Collected data:
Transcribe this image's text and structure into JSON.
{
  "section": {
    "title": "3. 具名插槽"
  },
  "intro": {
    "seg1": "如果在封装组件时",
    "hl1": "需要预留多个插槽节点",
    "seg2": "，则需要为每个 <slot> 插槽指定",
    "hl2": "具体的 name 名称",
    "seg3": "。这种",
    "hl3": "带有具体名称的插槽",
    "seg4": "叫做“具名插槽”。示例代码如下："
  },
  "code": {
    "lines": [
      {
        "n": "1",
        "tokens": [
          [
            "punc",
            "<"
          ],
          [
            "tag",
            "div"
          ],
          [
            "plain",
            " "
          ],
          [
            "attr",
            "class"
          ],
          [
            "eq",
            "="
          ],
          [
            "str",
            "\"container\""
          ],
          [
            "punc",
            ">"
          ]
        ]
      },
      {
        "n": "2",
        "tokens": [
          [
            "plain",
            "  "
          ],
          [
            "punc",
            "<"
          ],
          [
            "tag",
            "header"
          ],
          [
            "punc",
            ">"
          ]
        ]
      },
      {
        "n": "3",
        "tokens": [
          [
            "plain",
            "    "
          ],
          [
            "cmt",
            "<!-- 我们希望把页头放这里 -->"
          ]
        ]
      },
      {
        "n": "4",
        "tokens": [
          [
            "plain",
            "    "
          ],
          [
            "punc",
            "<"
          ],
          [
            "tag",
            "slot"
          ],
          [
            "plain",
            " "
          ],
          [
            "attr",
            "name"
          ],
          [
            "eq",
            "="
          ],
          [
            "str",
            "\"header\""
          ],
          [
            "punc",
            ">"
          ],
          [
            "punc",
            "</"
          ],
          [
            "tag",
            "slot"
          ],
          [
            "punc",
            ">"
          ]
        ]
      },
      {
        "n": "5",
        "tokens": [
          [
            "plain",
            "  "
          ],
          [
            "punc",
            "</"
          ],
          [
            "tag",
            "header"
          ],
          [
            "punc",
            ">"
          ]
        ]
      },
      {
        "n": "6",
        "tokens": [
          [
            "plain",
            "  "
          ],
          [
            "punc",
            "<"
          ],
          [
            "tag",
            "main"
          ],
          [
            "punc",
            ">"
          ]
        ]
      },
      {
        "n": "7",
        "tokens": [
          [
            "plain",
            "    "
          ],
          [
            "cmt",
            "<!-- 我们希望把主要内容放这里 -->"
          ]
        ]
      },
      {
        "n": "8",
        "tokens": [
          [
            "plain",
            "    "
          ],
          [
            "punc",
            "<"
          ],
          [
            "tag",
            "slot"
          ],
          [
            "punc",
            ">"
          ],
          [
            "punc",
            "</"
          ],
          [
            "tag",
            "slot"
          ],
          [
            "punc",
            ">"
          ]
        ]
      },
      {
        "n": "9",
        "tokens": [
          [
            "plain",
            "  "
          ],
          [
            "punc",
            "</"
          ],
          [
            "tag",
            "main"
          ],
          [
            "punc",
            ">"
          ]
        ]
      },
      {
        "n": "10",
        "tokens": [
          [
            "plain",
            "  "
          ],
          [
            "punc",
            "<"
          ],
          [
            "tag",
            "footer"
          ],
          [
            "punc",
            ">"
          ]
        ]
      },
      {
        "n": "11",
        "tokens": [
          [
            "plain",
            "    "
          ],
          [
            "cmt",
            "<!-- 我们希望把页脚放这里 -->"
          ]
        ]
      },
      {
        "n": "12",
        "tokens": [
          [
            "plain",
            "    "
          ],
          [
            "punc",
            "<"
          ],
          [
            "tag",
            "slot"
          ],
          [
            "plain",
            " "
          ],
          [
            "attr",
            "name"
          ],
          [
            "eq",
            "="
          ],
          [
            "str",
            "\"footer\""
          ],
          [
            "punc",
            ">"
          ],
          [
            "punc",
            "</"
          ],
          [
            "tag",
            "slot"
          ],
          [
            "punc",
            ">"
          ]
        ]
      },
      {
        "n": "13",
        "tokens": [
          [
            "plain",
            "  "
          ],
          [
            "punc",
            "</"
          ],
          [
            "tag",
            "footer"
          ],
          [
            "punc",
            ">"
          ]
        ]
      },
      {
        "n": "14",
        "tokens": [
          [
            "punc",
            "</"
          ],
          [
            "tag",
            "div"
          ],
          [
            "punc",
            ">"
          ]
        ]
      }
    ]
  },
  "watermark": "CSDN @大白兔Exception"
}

*Written instruction*:
Exactly reproduce all of the entries above.

*Result*:
Transcribe this image's text and structure into JSON.
{
  "section": {
    "title": "3. 具名插槽"
  },
  "intro": {
    "seg1": "如果在封装组件时",
    "hl1": "需要预留多个插槽节点",
    "seg2": "，则需要为每个 <slot> 插槽指定",
    "hl2": "具体的 name 名称",
    "seg3": "。这种",
    "hl3": "带有具体名称的插槽",
    "seg4": "叫做“具名插槽”。示例代码如下："
  },
  "code": {
    "lines": [
      {
        "n": "1",
        "tokens": [
          [
            "punc",
            "<"
          ],
          [
            "tag",
            "div"
          ],
          [
            "plain",
            " "
          ],
          [
            "attr",
            "class"
          ],
          [
            "eq",
            "="
          ],
          [
            "str",
            "\"container\""
          ],
          [
            "punc",
            ">"
          ]
        ]
      },
      {
        "n": "2",
        "tokens": [
          [
            "plain",
            "  "
          ],
          [
            "punc",
            "<"
          ],
          [
            "tag",
            "header"
          ],
          [
            "punc",
            ">"
          ]
        ]
      },
      {
        "n": "3",
        "tokens": [
          [
            "plain",
            "    "
          ],
          [
            "cmt",
            "<!-- 我们希望把页头放这里 -->"
          ]
        ]
      },
      {
        "n": "4",
        "tokens": [
          [
            "plain",
            "    "
          ],
          [
            "punc",
            "<"
          ],
          [
            "tag",
            "slot"
          ],
          [
            "plain",
            " "
          ],
          [
            "attr",
            "name"
          ],
          [
            "eq",
            "="
          ],
          [
            "str",
            "\"header\""
          ],
          [
            "punc",
            ">"
          ],
          [
            "punc",
            "</"
          ],
          [
            "tag",
            "slot"
          ],
          [
            "punc",
            ">"
          ]
        ]
      },
      {
        "n": "5",
        "tokens": [
          [
            "plain",
            "  "
          ],
          [
            "punc",
            "</"
          ],
          [
            "tag",
            "header"
          ],
          [
            "punc",
            ">"
          ]
        ]
      },
      {
        "n": "6",
        "tokens": [
          [
            "plain",
            "  "
          ],
          [
            "punc",
            "<"
          ],
          [
            "tag",
            "main"
          ],
          [
            "punc",
            ">"
          ]
        ]
      },
      {
        "n": "7",
        "tokens": [
          [
            "plain",
            "    "
          ],
          [
            "cmt",
            "<!-- 我们希望把主要内容放这里 -->"
          ]
        ]
      },
      {
        "n": "8",
        "tokens": [
          [
            "plain",
            "    "
          ],
          [
            "punc",
            "<"
          ],
          [
            "tag",
            "slot"
          ],
          [
            "punc",
            ">"
          ],
          [
            "punc",
            "</"
          ],
          [
            "tag",
            "slot"
          ],
          [
            "punc",
            ">"
          ]
        ]
      },
      {
        "n": "9",
        "tokens": [
          [
            "plain",
            "  "
          ],
          [
            "punc",
            "</"
          ],
          [
            "tag",
            "main"
          ],
          [
            "punc",
            ">"
          ]
        ]
      },
      {
        "n": "10",
        "tokens": [
          [
            "plain",
            "  "
          ],
          [
            "punc",
            "<"
          ],
          [
            "tag",
            "footer"
          ],
          [
            "punc",
            ">"
          ]
        ]
      },
      {
        "n": "11",
        "tokens": [
          [
            "plain",
            "    "
          ],
          [
            "cmt",
            "<!-- 我们希望把页脚放这里 -->"
          ]
        ]
      },
      {
        "n": "12",
        "tokens": [
          [
            "plain",
            "    "
          ],
          [
            "punc",
            "<"
          ],
          [
            "tag",
            "slot"
          ],
          [
            "plain",
            " "
          ],
          [
            "attr",
            "name"
          ],
          [
            "eq",
            "="
          ],
          [
            "str",
            "\"footer\""
          ],
          [
            "punc",
            ">"
          ],
          [
            "punc",
            "</"
          ],
          [
            "tag",
            "slot"
          ],
          [
            "punc",
            ">"
          ]
        ]
      },
      {
        "n": "13",
        "tokens": [
          [
            "plain",
            "  "
          ],
          [
            "punc",
            "</"
          ],
          [
            "tag",
            "footer"
          ],
          [
            "punc",
            ">"
          ]
        ]
      },
      {
        "n": "14",
        "tokens": [
          [
            "punc",
            "</"
          ],
          [
            "tag",
            "div"
          ],
          [
            "punc",
            ">"
          ]
        ]
      }
    ]
  },
  "watermark": "CSDN @大白兔Exception"
}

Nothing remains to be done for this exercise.